Task to complete: Return the lines below that carry the word "rest".

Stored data
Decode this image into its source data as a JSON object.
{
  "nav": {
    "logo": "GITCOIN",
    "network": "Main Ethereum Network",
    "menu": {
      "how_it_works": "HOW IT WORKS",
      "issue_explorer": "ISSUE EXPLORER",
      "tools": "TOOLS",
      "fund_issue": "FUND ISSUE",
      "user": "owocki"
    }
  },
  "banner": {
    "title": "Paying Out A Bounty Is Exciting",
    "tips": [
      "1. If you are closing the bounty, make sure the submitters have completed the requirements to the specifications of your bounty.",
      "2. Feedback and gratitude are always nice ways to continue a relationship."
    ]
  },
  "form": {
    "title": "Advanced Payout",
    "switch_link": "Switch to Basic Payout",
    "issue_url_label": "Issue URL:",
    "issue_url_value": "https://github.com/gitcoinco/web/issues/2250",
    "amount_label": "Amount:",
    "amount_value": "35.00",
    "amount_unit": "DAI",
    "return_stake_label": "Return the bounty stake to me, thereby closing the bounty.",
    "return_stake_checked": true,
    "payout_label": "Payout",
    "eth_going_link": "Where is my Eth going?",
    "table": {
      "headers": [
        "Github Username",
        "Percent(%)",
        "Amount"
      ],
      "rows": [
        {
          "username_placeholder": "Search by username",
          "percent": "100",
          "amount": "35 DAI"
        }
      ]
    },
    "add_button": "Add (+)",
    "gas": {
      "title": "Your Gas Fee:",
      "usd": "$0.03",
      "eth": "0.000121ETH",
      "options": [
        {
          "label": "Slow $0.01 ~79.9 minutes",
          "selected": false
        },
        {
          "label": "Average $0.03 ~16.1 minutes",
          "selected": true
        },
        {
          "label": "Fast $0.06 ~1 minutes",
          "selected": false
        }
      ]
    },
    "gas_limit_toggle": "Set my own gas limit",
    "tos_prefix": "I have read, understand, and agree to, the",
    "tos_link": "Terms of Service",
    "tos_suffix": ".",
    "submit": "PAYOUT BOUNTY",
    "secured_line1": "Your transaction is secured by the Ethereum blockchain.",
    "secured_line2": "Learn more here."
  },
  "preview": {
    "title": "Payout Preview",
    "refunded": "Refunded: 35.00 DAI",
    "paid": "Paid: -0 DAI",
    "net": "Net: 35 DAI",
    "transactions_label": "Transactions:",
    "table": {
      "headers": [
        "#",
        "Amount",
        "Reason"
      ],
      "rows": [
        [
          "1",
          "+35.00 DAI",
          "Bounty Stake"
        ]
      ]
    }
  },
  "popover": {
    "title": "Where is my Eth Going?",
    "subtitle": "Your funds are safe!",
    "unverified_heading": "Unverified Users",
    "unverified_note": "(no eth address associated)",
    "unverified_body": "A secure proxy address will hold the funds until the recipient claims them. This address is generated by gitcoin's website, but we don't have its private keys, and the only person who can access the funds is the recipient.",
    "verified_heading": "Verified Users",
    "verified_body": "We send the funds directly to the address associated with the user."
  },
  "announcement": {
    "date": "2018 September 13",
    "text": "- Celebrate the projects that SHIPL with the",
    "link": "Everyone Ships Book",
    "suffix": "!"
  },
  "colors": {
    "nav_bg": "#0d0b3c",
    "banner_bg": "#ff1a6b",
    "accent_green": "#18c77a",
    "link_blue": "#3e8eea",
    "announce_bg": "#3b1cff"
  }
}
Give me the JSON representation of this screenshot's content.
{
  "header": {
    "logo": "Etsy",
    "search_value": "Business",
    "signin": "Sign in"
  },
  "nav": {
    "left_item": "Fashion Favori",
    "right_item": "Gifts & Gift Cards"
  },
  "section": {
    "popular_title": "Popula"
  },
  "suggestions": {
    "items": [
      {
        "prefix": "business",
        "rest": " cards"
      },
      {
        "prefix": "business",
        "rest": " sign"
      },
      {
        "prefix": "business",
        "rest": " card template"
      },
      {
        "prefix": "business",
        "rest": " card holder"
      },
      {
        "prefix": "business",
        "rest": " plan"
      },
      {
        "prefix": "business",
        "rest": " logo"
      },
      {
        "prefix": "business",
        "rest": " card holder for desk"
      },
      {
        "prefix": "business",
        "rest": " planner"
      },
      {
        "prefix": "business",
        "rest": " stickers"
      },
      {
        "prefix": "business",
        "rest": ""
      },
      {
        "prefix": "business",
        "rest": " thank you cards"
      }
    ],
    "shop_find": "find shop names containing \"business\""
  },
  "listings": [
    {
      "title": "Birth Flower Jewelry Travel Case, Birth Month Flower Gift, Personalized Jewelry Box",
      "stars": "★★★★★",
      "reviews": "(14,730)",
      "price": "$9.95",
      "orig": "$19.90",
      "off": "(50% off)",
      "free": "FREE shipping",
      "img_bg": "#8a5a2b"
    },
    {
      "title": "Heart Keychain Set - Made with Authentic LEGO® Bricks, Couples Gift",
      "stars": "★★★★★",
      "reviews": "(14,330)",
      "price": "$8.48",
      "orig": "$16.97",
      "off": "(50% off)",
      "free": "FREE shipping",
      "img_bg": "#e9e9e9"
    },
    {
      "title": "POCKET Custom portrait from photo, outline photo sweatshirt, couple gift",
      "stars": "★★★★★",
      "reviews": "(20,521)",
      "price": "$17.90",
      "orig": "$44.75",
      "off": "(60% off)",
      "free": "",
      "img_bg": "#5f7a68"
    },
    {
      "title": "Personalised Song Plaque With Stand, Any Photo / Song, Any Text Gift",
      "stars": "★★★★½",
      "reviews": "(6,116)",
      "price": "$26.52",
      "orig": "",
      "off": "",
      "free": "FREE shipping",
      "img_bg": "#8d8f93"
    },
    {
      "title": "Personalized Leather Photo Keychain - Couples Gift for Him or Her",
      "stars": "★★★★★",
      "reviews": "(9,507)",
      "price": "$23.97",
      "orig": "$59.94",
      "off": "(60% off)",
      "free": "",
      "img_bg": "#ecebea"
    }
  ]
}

Solution to this problem:
        "rest": " cards"
        "rest": " sign"
        "rest": " card template"
        "rest": " card holder"
        "rest": " plan"
        "rest": " logo"
        "rest": " card holder for desk"
        "rest": " planner"
        "rest": " stickers"
        "rest": ""
        "rest": " thank you cards"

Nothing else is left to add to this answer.